#### AIM
Pull every line holding the string "uzun" from the records below.

********

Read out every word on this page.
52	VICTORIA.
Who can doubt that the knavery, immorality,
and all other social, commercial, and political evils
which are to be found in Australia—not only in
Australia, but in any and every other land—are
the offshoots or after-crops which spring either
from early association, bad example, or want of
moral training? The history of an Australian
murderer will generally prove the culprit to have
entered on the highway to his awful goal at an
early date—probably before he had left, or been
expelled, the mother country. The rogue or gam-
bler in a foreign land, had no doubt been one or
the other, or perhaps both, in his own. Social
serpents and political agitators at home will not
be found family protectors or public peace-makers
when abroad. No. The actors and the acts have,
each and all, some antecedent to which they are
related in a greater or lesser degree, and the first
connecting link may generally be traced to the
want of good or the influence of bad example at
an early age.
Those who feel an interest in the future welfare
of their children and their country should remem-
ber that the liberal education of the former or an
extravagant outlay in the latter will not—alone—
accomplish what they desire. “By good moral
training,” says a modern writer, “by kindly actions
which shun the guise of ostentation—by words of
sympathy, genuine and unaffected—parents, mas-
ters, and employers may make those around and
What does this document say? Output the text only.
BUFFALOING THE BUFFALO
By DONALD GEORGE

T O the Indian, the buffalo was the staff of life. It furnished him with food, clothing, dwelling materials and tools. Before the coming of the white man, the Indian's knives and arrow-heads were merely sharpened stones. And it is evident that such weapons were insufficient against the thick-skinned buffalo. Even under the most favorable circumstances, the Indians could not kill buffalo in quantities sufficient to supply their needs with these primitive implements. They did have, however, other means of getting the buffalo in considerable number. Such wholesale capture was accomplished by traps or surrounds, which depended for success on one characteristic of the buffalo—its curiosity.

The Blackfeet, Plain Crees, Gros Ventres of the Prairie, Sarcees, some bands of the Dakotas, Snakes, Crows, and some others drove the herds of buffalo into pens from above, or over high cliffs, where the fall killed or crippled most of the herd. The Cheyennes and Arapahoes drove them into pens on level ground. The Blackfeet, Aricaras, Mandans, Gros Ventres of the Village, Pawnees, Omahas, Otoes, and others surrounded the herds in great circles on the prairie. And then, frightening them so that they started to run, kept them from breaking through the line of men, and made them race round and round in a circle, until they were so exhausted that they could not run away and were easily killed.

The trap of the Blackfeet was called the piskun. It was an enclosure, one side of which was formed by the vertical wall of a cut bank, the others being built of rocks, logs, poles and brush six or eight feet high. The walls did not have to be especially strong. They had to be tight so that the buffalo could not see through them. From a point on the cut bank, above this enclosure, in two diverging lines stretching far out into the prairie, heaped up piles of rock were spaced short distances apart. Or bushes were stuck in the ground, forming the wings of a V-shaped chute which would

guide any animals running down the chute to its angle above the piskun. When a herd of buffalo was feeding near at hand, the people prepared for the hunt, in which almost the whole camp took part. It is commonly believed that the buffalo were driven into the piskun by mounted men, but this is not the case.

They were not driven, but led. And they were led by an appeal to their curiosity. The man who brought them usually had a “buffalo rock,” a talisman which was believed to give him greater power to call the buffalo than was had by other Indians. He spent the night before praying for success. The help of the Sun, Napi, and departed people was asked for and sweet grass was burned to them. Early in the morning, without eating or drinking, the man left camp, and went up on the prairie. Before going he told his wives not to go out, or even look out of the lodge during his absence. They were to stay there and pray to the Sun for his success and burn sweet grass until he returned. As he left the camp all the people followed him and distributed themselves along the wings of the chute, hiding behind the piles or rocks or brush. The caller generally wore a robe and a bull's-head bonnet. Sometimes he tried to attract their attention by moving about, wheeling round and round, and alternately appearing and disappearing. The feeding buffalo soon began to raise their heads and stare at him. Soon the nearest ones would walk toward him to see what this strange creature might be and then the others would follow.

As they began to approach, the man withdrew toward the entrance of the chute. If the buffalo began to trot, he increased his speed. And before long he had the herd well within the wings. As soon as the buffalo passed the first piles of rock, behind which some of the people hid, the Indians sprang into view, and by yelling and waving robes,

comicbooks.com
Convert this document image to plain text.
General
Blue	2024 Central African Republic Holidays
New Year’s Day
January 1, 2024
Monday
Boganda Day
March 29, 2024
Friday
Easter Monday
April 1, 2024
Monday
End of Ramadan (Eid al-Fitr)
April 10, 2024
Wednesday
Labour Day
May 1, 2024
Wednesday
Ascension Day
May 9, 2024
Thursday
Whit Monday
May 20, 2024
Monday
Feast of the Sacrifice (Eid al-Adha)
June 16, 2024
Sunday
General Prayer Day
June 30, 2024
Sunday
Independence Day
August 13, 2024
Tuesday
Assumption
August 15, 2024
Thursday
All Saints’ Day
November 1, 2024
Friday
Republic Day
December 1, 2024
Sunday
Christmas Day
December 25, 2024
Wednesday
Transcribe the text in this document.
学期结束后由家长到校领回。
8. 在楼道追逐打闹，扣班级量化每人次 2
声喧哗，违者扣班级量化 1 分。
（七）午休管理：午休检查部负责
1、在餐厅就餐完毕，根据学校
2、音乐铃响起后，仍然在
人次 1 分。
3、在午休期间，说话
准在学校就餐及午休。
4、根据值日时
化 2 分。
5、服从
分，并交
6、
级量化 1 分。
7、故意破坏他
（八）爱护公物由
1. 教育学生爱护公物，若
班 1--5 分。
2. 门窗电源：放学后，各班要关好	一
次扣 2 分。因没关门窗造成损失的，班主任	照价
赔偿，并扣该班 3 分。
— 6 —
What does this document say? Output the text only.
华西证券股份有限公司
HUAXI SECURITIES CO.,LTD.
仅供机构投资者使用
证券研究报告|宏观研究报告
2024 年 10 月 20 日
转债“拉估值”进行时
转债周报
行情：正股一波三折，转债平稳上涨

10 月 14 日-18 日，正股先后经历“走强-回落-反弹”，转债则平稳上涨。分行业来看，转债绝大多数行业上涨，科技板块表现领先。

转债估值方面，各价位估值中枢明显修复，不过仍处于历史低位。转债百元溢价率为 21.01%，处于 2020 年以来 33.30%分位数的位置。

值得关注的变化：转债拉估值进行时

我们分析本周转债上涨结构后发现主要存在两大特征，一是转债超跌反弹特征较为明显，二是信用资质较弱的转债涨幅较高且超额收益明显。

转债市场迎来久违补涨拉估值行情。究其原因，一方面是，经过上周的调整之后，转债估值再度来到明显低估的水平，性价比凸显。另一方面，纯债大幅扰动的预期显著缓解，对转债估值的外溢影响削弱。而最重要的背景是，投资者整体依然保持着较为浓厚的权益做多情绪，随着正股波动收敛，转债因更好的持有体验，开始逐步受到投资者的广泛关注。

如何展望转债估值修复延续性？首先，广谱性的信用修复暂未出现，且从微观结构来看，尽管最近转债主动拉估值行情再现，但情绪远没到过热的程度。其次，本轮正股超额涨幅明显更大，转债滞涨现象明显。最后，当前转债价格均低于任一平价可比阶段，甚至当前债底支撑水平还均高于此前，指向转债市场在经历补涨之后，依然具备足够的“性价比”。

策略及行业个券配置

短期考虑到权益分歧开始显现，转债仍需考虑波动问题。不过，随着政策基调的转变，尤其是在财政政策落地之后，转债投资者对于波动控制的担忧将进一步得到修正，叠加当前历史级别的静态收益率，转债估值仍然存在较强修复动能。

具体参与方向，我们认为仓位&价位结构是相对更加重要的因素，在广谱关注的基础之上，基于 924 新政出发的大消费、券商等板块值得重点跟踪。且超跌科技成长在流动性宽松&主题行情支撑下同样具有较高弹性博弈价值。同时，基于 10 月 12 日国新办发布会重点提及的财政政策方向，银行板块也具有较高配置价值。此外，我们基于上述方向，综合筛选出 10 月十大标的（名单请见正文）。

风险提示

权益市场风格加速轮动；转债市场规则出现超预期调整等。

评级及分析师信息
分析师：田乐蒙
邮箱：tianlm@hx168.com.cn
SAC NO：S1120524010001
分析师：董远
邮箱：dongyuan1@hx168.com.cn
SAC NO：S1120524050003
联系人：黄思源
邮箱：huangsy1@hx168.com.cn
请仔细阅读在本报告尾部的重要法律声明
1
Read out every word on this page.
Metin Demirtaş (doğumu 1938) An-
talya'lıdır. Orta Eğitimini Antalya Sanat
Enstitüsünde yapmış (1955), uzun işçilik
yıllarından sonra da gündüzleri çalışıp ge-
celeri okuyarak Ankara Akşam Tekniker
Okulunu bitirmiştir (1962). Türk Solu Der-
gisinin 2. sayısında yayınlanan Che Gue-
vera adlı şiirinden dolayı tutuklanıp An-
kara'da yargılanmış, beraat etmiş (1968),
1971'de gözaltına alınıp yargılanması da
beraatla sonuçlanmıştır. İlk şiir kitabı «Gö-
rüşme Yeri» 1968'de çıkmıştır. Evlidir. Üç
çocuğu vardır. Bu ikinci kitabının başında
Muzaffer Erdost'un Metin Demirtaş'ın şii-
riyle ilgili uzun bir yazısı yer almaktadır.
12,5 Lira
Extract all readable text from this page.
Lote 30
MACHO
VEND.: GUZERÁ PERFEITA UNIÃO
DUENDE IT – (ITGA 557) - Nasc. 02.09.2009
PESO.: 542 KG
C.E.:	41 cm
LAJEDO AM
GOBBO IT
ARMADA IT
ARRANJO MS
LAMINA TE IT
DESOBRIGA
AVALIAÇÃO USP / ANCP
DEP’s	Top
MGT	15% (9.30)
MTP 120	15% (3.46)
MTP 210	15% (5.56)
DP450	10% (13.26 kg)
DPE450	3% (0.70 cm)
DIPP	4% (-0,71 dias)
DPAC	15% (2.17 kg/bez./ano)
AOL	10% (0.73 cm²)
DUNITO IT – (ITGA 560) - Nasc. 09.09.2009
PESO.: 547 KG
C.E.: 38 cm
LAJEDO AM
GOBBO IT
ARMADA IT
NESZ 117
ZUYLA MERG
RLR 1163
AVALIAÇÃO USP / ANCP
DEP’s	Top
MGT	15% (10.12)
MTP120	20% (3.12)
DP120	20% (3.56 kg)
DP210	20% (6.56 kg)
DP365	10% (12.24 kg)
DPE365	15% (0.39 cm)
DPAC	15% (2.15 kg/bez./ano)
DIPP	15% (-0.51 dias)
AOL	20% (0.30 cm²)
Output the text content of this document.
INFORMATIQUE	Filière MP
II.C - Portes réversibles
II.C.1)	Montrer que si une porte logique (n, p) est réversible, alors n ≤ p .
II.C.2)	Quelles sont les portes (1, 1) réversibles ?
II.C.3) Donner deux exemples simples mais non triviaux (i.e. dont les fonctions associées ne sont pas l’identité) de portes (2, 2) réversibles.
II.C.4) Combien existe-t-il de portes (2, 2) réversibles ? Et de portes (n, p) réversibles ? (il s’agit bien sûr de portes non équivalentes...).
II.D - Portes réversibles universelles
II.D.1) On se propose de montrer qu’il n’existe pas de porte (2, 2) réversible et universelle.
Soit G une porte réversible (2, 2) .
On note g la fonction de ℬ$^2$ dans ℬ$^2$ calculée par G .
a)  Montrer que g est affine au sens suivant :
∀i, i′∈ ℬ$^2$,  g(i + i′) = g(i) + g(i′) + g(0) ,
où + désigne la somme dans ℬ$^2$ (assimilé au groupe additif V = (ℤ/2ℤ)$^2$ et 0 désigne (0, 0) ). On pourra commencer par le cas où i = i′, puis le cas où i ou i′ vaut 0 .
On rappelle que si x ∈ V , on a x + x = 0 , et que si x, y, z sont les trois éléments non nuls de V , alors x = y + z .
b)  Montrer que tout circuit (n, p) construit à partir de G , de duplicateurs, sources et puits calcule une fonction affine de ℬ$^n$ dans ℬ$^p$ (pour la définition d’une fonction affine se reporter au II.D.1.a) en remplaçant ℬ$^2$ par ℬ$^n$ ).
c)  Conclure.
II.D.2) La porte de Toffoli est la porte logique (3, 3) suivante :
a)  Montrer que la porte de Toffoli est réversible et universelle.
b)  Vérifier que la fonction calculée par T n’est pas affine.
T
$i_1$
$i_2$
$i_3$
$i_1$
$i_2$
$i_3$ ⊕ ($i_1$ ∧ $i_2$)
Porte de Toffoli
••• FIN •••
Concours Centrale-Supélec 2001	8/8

********

#### ANSWER FOR THE TASK
Enstitüsünde yapmış (1955), uzun işçilik
riyle ilgili uzun bir yazısı yer almaktadır.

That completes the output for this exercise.